Exercise
Transcribe all of the material exactly.

[start Data shown]

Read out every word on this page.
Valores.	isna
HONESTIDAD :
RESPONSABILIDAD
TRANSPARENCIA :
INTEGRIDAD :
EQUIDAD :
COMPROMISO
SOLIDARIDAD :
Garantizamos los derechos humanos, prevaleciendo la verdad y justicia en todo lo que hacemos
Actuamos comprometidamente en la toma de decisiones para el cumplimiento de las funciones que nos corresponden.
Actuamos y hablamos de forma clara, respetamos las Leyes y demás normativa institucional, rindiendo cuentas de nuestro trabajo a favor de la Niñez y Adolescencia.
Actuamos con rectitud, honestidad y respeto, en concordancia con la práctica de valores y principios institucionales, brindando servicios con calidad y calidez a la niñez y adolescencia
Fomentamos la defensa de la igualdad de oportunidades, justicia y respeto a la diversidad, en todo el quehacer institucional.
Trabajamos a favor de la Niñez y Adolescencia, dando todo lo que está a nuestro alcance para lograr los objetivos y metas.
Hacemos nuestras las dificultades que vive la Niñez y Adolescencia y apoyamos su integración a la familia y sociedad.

[end Data shown]

The response
Read out every word on this page.
Valores.	isna
HONESTIDAD :
RESPONSABILIDAD
TRANSPARENCIA :
INTEGRIDAD :
EQUIDAD :
COMPROMISO
SOLIDARIDAD :
Garantizamos los derechos humanos, prevaleciendo la verdad y justicia en todo lo que hacemos
Actuamos comprometidamente en la toma de decisiones para el cumplimiento de las funciones que nos corresponden.
Actuamos y hablamos de forma clara, respetamos las Leyes y demás normativa institucional, rindiendo cuentas de nuestro trabajo a favor de la Niñez y Adolescencia.
Actuamos con rectitud, honestidad y respeto, en concordancia con la práctica de valores y principios institucionales, brindando servicios con calidad y calidez a la niñez y adolescencia
Fomentamos la defensa de la igualdad de oportunidades, justicia y respeto a la diversidad, en todo el quehacer institucional.
Trabajamos a favor de la Niñez y Adolescencia, dando todo lo que está a nuestro alcance para lograr los objetivos y metas.
Hacemos nuestras las dificultades que vive la Niñez y Adolescencia y apoyamos su integración a la familia y sociedad.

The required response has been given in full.